Stored items from a collection
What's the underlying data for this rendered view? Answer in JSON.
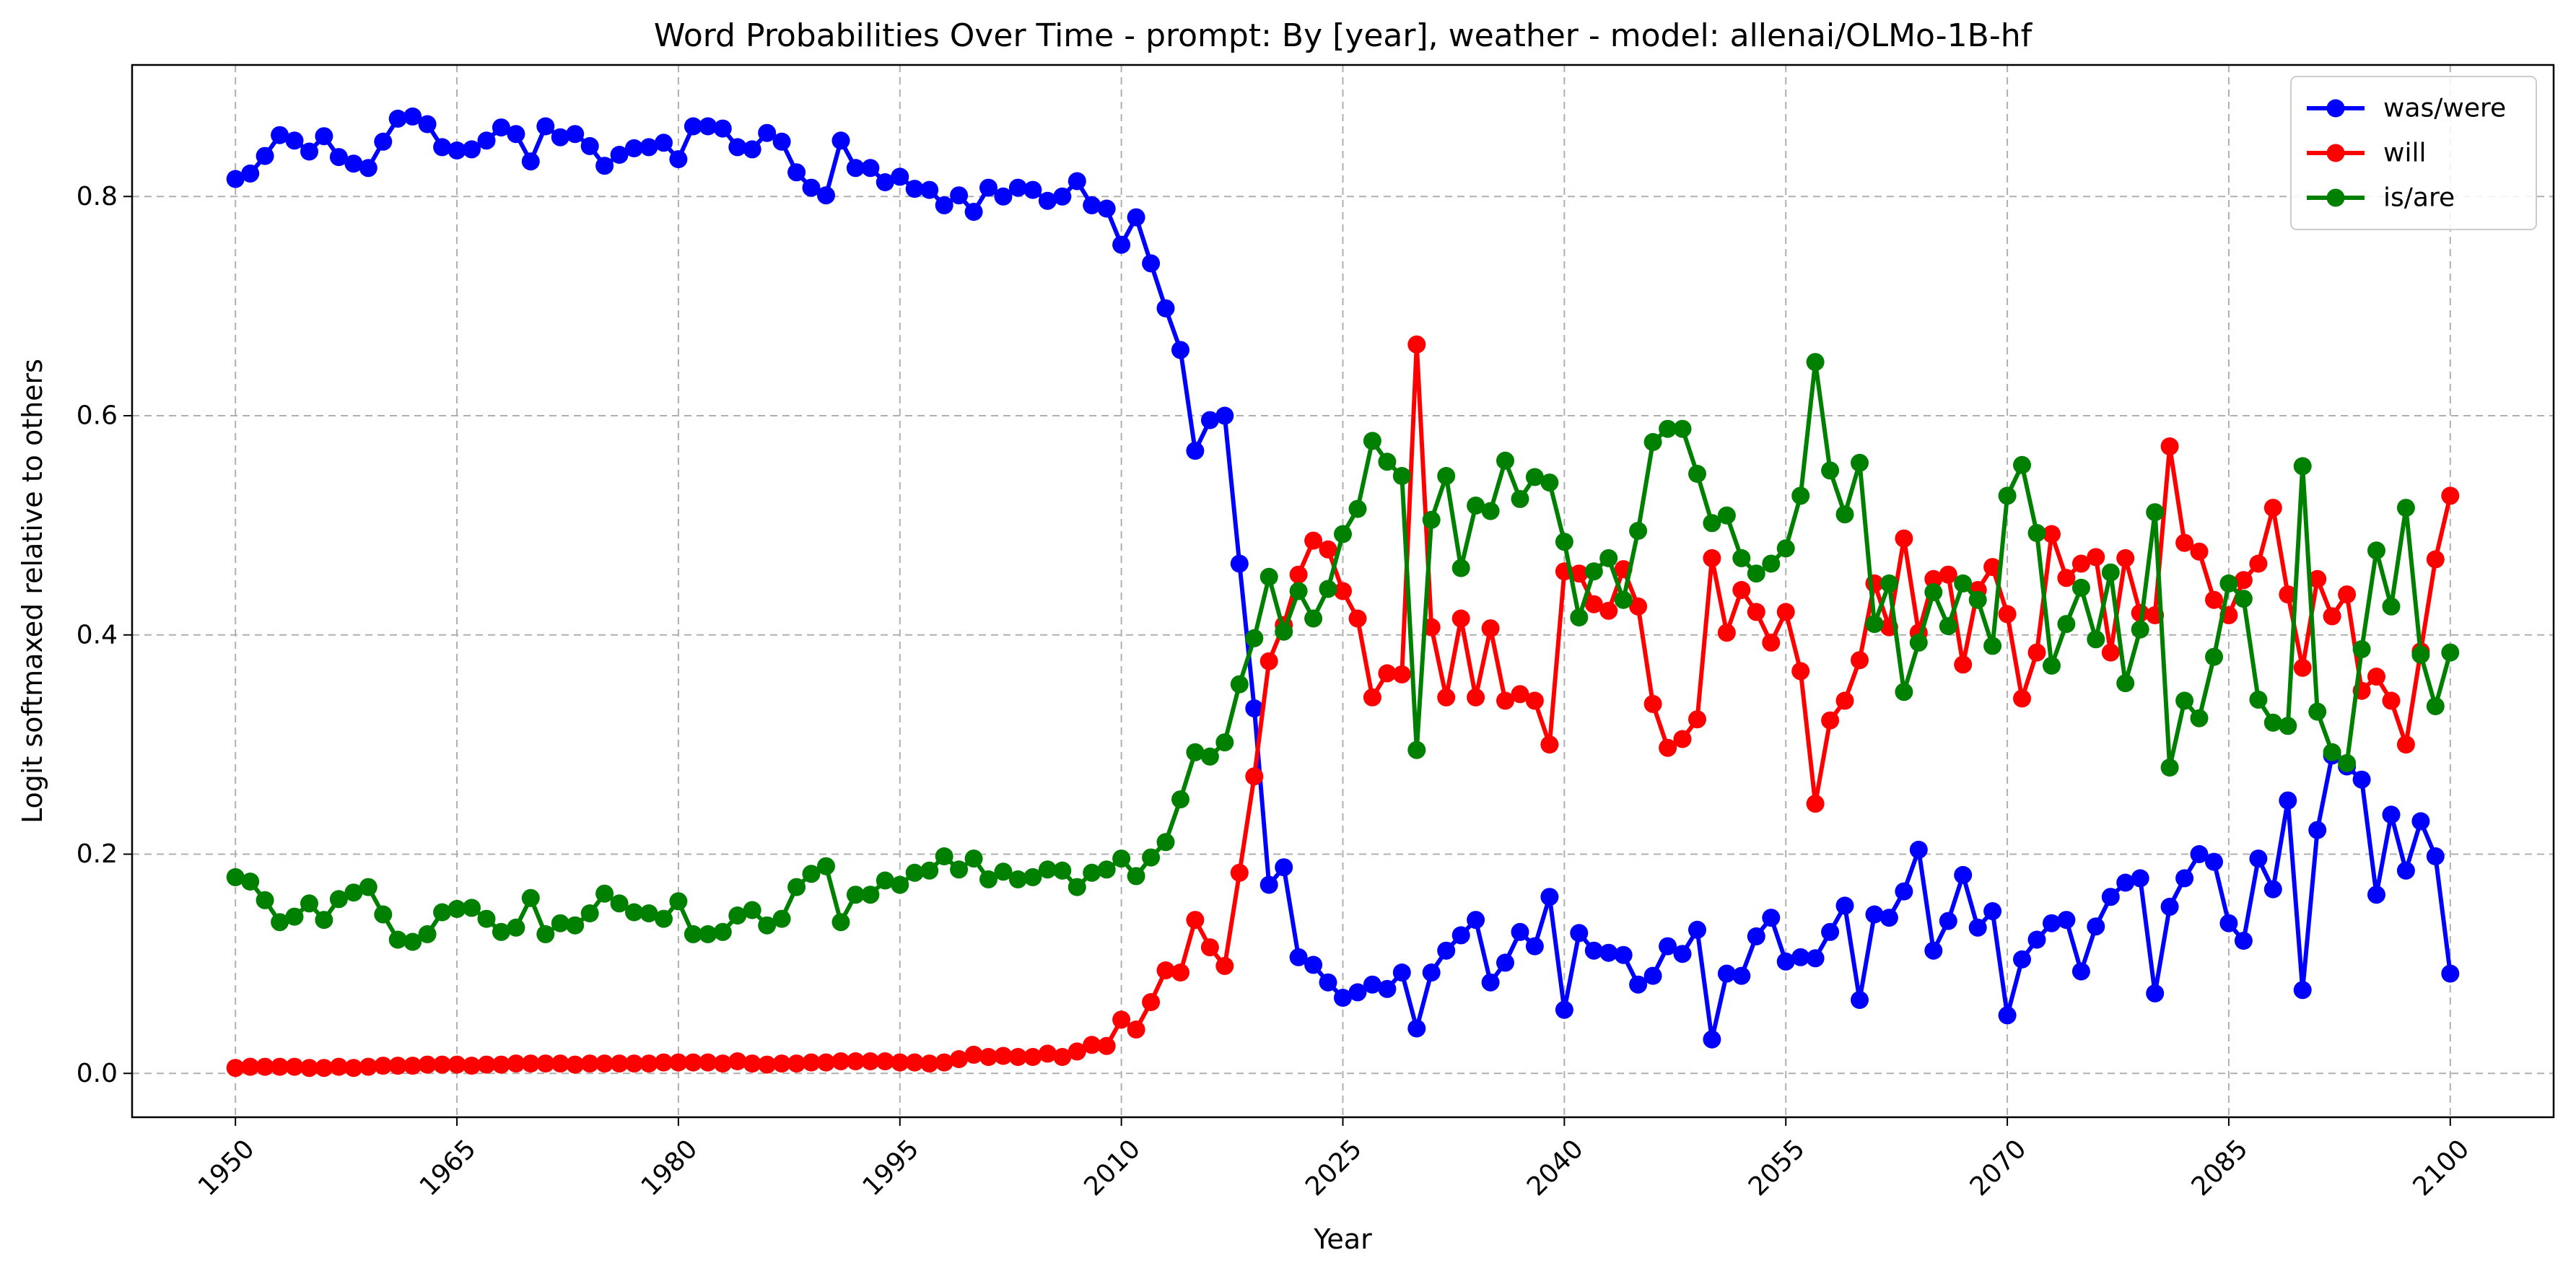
{
  "chart_data": {
    "type": "line",
    "title": "Word Probabilities Over Time - prompt: By [year], weather - model: allenai/OLMo-1B-hf",
    "xlabel": "Year",
    "ylabel": "Logit softmaxed relative to others",
    "xlim": [
      1943,
      2107
    ],
    "ylim": [
      -0.04,
      0.92
    ],
    "x_ticks": [
      1950,
      1965,
      1980,
      1995,
      2010,
      2025,
      2040,
      2055,
      2070,
      2085,
      2100
    ],
    "y_ticks": [
      0.0,
      0.2,
      0.4,
      0.6,
      0.8
    ],
    "y_tick_labels": [
      "0.0",
      "0.2",
      "0.4",
      "0.6",
      "0.8"
    ],
    "grid": true,
    "legend_position": "top-right",
    "x": [
      1950,
      1951,
      1952,
      1953,
      1954,
      1955,
      1956,
      1957,
      1958,
      1959,
      1960,
      1961,
      1962,
      1963,
      1964,
      1965,
      1966,
      1967,
      1968,
      1969,
      1970,
      1971,
      1972,
      1973,
      1974,
      1975,
      1976,
      1977,
      1978,
      1979,
      1980,
      1981,
      1982,
      1983,
      1984,
      1985,
      1986,
      1987,
      1988,
      1989,
      1990,
      1991,
      1992,
      1993,
      1994,
      1995,
      1996,
      1997,
      1998,
      1999,
      2000,
      2001,
      2002,
      2003,
      2004,
      2005,
      2006,
      2007,
      2008,
      2009,
      2010,
      2011,
      2012,
      2013,
      2014,
      2015,
      2016,
      2017,
      2018,
      2019,
      2020,
      2021,
      2022,
      2023,
      2024,
      2025,
      2026,
      2027,
      2028,
      2029,
      2030,
      2031,
      2032,
      2033,
      2034,
      2035,
      2036,
      2037,
      2038,
      2039,
      2040,
      2041,
      2042,
      2043,
      2044,
      2045,
      2046,
      2047,
      2048,
      2049,
      2050,
      2051,
      2052,
      2053,
      2054,
      2055,
      2056,
      2057,
      2058,
      2059,
      2060,
      2061,
      2062,
      2063,
      2064,
      2065,
      2066,
      2067,
      2068,
      2069,
      2070,
      2071,
      2072,
      2073,
      2074,
      2075,
      2076,
      2077,
      2078,
      2079,
      2080,
      2081,
      2082,
      2083,
      2084,
      2085,
      2086,
      2087,
      2088,
      2089,
      2090,
      2091,
      2092,
      2093,
      2094,
      2095,
      2096,
      2097,
      2098,
      2099,
      2100
    ],
    "series": [
      {
        "name": "was/were",
        "color": "#0000ff",
        "values": [
          0.816,
          0.821,
          0.837,
          0.856,
          0.851,
          0.841,
          0.855,
          0.836,
          0.83,
          0.826,
          0.85,
          0.871,
          0.873,
          0.866,
          0.845,
          0.842,
          0.843,
          0.851,
          0.863,
          0.857,
          0.832,
          0.864,
          0.854,
          0.857,
          0.846,
          0.828,
          0.838,
          0.844,
          0.845,
          0.849,
          0.834,
          0.864,
          0.864,
          0.862,
          0.845,
          0.843,
          0.858,
          0.85,
          0.822,
          0.808,
          0.801,
          0.851,
          0.826,
          0.826,
          0.813,
          0.818,
          0.807,
          0.806,
          0.792,
          0.801,
          0.786,
          0.808,
          0.8,
          0.808,
          0.806,
          0.796,
          0.8,
          0.814,
          0.792,
          0.789,
          0.756,
          0.781,
          0.739,
          0.698,
          0.66,
          0.568,
          0.596,
          0.6,
          0.465,
          0.333,
          0.172,
          0.188,
          0.106,
          0.099,
          0.083,
          0.069,
          0.074,
          0.081,
          0.077,
          0.092,
          0.041,
          0.092,
          0.112,
          0.126,
          0.14,
          0.083,
          0.101,
          0.129,
          0.116,
          0.161,
          0.058,
          0.128,
          0.112,
          0.11,
          0.108,
          0.081,
          0.089,
          0.116,
          0.109,
          0.131,
          0.031,
          0.091,
          0.089,
          0.125,
          0.142,
          0.102,
          0.106,
          0.105,
          0.129,
          0.153,
          0.067,
          0.145,
          0.142,
          0.166,
          0.204,
          0.112,
          0.139,
          0.181,
          0.133,
          0.148,
          0.053,
          0.104,
          0.122,
          0.137,
          0.14,
          0.093,
          0.134,
          0.161,
          0.174,
          0.178,
          0.073,
          0.152,
          0.178,
          0.2,
          0.193,
          0.137,
          0.121,
          0.196,
          0.168,
          0.249,
          0.076,
          0.222,
          0.29,
          0.28,
          0.268,
          0.163,
          0.236,
          0.185,
          0.23,
          0.198,
          0.091
        ]
      },
      {
        "name": "will",
        "color": "#ff0000",
        "values": [
          0.005,
          0.006,
          0.006,
          0.006,
          0.006,
          0.005,
          0.005,
          0.006,
          0.005,
          0.006,
          0.007,
          0.007,
          0.007,
          0.008,
          0.008,
          0.008,
          0.007,
          0.008,
          0.008,
          0.009,
          0.009,
          0.009,
          0.009,
          0.008,
          0.009,
          0.009,
          0.009,
          0.009,
          0.009,
          0.01,
          0.01,
          0.01,
          0.01,
          0.009,
          0.011,
          0.009,
          0.008,
          0.009,
          0.009,
          0.01,
          0.01,
          0.011,
          0.011,
          0.011,
          0.011,
          0.01,
          0.01,
          0.009,
          0.01,
          0.013,
          0.017,
          0.015,
          0.016,
          0.015,
          0.015,
          0.018,
          0.015,
          0.02,
          0.026,
          0.025,
          0.049,
          0.04,
          0.065,
          0.094,
          0.092,
          0.14,
          0.115,
          0.098,
          0.183,
          0.271,
          0.376,
          0.409,
          0.455,
          0.486,
          0.478,
          0.44,
          0.415,
          0.343,
          0.365,
          0.364,
          0.665,
          0.407,
          0.343,
          0.415,
          0.343,
          0.406,
          0.34,
          0.346,
          0.34,
          0.3,
          0.458,
          0.456,
          0.428,
          0.422,
          0.46,
          0.426,
          0.337,
          0.297,
          0.305,
          0.323,
          0.47,
          0.402,
          0.441,
          0.421,
          0.393,
          0.421,
          0.367,
          0.246,
          0.322,
          0.34,
          0.377,
          0.447,
          0.407,
          0.488,
          0.402,
          0.451,
          0.455,
          0.373,
          0.441,
          0.462,
          0.419,
          0.342,
          0.384,
          0.492,
          0.452,
          0.465,
          0.471,
          0.384,
          0.47,
          0.42,
          0.418,
          0.572,
          0.484,
          0.476,
          0.432,
          0.418,
          0.45,
          0.465,
          0.516,
          0.437,
          0.37,
          0.451,
          0.417,
          0.437,
          0.349,
          0.362,
          0.34,
          0.3,
          0.385,
          0.469,
          0.527
        ]
      },
      {
        "name": "is/are",
        "color": "#008000",
        "values": [
          0.179,
          0.175,
          0.158,
          0.138,
          0.143,
          0.155,
          0.14,
          0.159,
          0.165,
          0.17,
          0.145,
          0.122,
          0.12,
          0.127,
          0.147,
          0.15,
          0.151,
          0.141,
          0.129,
          0.133,
          0.16,
          0.127,
          0.137,
          0.135,
          0.146,
          0.164,
          0.155,
          0.147,
          0.146,
          0.141,
          0.157,
          0.127,
          0.127,
          0.129,
          0.144,
          0.149,
          0.135,
          0.141,
          0.17,
          0.182,
          0.189,
          0.138,
          0.163,
          0.163,
          0.176,
          0.172,
          0.183,
          0.185,
          0.198,
          0.186,
          0.196,
          0.177,
          0.184,
          0.177,
          0.179,
          0.186,
          0.185,
          0.17,
          0.183,
          0.186,
          0.196,
          0.18,
          0.197,
          0.211,
          0.25,
          0.293,
          0.289,
          0.302,
          0.355,
          0.397,
          0.453,
          0.403,
          0.44,
          0.415,
          0.442,
          0.492,
          0.515,
          0.577,
          0.558,
          0.545,
          0.295,
          0.505,
          0.545,
          0.461,
          0.518,
          0.513,
          0.559,
          0.524,
          0.544,
          0.539,
          0.485,
          0.416,
          0.458,
          0.47,
          0.432,
          0.495,
          0.576,
          0.588,
          0.588,
          0.547,
          0.502,
          0.509,
          0.47,
          0.456,
          0.465,
          0.479,
          0.527,
          0.649,
          0.55,
          0.51,
          0.557,
          0.41,
          0.447,
          0.348,
          0.393,
          0.439,
          0.408,
          0.447,
          0.432,
          0.39,
          0.527,
          0.555,
          0.493,
          0.372,
          0.41,
          0.443,
          0.396,
          0.457,
          0.356,
          0.405,
          0.512,
          0.279,
          0.34,
          0.324,
          0.38,
          0.447,
          0.433,
          0.341,
          0.32,
          0.317,
          0.554,
          0.33,
          0.293,
          0.283,
          0.387,
          0.477,
          0.426,
          0.516,
          0.382,
          0.335,
          0.384
        ]
      }
    ]
  }
}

§ The problem:
Which lines contain "color"? Copy each of them out.

§ Task response:
        "color": "#0000ff",
        "color": "#ff0000",
        "color": "#008000",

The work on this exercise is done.